[Stored data]
------------------------------------
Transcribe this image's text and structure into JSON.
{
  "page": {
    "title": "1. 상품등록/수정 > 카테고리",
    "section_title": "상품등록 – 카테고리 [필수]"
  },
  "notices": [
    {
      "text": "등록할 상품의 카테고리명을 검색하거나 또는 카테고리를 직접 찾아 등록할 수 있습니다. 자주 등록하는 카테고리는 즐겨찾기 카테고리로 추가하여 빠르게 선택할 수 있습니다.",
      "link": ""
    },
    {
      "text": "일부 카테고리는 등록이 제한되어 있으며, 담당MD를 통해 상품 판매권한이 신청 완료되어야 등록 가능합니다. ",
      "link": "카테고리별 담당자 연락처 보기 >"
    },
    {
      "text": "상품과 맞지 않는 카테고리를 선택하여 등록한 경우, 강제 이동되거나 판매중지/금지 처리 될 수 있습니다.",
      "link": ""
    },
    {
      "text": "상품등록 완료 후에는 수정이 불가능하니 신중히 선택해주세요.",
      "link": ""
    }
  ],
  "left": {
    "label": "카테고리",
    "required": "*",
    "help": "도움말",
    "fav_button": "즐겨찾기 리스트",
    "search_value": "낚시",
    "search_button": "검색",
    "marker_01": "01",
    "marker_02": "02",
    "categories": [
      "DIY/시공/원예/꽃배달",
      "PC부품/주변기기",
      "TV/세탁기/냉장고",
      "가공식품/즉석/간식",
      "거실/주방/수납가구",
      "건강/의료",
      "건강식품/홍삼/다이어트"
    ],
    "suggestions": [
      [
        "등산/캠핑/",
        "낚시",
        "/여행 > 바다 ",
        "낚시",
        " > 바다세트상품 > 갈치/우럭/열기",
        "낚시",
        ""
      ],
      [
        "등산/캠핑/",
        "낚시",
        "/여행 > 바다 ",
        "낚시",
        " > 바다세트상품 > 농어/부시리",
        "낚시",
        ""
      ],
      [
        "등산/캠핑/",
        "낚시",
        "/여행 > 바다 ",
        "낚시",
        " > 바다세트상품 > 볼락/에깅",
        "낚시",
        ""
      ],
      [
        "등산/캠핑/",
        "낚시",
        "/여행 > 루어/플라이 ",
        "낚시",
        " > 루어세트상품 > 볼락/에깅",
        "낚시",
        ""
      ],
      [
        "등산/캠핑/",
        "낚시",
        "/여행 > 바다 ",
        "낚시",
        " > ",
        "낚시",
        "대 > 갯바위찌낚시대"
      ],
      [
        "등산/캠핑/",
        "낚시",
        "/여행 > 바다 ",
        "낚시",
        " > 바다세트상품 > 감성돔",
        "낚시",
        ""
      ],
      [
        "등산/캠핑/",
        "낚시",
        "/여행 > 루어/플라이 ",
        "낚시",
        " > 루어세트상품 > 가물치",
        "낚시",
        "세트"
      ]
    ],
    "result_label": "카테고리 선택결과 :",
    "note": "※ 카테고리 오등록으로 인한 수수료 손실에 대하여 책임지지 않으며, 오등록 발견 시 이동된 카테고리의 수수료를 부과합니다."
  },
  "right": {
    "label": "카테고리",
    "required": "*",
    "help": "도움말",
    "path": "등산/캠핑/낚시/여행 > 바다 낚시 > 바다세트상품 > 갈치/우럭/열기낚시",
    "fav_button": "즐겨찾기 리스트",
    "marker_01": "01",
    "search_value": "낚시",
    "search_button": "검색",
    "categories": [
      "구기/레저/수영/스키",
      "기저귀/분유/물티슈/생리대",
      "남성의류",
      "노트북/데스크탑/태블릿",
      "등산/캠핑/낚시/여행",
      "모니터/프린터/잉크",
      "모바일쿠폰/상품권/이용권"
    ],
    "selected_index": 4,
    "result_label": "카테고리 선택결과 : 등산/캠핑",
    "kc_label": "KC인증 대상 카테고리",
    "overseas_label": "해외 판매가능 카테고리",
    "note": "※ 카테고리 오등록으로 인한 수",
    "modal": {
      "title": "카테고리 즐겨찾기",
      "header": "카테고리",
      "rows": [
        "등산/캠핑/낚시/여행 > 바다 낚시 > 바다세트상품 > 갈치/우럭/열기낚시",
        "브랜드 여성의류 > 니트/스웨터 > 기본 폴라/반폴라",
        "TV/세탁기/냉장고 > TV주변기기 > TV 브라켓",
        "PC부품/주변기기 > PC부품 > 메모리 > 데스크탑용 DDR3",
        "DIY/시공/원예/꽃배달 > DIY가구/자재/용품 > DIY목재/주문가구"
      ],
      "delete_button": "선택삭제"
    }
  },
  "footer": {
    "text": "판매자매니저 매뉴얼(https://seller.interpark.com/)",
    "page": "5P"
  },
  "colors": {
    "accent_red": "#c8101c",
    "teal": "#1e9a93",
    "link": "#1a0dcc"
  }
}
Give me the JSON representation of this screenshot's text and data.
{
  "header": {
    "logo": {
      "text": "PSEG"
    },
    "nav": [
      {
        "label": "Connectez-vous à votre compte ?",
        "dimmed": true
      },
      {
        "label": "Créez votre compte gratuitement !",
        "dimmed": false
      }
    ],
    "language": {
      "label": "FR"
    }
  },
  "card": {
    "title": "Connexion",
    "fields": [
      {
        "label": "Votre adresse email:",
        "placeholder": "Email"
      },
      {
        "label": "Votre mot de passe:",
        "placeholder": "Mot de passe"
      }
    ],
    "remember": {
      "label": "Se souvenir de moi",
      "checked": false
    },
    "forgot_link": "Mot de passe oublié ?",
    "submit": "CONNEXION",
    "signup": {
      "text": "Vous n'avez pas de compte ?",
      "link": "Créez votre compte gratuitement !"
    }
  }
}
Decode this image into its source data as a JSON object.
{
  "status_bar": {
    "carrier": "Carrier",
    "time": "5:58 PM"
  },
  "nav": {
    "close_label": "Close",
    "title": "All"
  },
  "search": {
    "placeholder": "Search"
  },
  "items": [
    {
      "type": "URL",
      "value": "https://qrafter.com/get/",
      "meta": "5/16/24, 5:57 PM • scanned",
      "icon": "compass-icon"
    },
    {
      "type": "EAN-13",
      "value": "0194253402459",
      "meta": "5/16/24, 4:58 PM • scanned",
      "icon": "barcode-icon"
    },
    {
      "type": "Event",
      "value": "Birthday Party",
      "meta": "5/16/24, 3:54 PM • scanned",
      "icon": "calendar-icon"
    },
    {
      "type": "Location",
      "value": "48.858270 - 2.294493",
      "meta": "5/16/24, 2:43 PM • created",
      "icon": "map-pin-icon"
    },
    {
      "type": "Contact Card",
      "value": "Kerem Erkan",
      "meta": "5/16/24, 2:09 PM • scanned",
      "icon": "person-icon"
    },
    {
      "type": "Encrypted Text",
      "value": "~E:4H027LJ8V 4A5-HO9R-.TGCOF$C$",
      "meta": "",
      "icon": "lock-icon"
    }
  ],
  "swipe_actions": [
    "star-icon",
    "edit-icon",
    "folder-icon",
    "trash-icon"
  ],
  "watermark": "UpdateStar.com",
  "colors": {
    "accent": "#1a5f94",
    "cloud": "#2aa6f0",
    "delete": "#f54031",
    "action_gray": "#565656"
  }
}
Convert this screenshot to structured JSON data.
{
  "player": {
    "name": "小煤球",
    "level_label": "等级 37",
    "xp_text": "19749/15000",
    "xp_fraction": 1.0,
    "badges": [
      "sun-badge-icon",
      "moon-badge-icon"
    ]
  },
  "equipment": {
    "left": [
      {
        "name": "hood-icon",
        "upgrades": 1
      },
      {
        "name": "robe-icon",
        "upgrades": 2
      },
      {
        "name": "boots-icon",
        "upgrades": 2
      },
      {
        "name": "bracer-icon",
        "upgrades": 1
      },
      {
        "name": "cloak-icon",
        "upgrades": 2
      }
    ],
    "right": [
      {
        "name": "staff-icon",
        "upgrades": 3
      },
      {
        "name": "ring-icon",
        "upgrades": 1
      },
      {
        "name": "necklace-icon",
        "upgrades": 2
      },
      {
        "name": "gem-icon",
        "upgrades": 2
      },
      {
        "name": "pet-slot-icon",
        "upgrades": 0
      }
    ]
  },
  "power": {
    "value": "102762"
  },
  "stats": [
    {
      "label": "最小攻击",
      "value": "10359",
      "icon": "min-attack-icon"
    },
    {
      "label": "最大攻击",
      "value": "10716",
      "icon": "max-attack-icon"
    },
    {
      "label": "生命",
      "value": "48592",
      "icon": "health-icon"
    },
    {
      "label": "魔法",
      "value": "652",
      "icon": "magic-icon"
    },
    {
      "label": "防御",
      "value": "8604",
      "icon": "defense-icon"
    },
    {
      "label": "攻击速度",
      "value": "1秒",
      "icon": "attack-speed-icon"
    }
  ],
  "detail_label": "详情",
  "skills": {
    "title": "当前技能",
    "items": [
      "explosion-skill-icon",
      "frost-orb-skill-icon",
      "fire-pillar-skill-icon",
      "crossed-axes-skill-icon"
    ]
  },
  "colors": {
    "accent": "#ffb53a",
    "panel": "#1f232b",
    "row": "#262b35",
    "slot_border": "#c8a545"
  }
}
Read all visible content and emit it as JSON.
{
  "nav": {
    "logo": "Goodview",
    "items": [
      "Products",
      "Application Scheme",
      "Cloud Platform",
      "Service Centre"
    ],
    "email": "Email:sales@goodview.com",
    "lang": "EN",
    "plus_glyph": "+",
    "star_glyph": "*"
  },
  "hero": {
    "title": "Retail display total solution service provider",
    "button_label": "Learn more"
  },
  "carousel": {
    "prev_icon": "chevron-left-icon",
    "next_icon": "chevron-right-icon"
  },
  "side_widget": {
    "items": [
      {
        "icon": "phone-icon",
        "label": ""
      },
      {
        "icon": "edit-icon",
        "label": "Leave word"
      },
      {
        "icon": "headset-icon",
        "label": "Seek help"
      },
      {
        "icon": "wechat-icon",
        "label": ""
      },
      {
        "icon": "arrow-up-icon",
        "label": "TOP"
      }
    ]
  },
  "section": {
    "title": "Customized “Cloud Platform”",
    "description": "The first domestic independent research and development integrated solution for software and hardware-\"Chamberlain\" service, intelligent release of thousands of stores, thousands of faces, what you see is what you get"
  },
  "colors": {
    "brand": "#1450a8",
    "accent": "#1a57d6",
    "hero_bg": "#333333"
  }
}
------------------------------------
What is the number of lines in the data that hold the word "scanned"? Reply with that number and nothing else.

4